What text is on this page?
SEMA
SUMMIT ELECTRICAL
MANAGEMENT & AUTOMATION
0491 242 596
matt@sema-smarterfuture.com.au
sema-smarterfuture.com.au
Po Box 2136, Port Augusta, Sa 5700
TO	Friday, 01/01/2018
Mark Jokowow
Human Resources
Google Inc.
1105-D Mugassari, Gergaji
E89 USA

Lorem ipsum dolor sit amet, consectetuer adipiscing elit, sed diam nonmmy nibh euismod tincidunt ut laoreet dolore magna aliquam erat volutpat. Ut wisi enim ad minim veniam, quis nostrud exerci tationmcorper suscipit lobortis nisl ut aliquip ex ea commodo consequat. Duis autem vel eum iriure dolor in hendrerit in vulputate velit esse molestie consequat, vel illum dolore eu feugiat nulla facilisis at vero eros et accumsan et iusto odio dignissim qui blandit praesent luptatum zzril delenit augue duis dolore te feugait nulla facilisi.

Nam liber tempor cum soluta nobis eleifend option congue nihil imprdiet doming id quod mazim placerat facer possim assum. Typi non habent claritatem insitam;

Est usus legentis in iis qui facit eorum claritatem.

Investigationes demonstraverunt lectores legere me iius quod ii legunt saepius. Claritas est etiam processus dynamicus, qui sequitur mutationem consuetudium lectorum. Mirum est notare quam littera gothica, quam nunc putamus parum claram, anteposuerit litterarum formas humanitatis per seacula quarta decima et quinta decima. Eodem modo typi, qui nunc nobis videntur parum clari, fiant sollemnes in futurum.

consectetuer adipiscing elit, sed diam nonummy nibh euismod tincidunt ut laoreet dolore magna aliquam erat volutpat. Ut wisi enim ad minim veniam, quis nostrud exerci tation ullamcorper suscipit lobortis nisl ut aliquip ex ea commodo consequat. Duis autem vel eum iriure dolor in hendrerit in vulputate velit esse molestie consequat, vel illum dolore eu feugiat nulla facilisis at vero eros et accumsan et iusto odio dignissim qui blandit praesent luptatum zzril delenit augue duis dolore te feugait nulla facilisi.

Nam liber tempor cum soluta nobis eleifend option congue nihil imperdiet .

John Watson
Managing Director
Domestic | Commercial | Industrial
..............................
▶ Directions for this task
Gather every line from the entries above where the word "liber" appears, and copy them.

▶ Result
Nam liber tempor cum soluta nobis eleifend option congue nihil imprdiet doming id quod mazim placerat facer possim assum. Typi non habent claritatem insitam;
Nam liber tempor cum soluta nobis eleifend option congue nihil imperdiet .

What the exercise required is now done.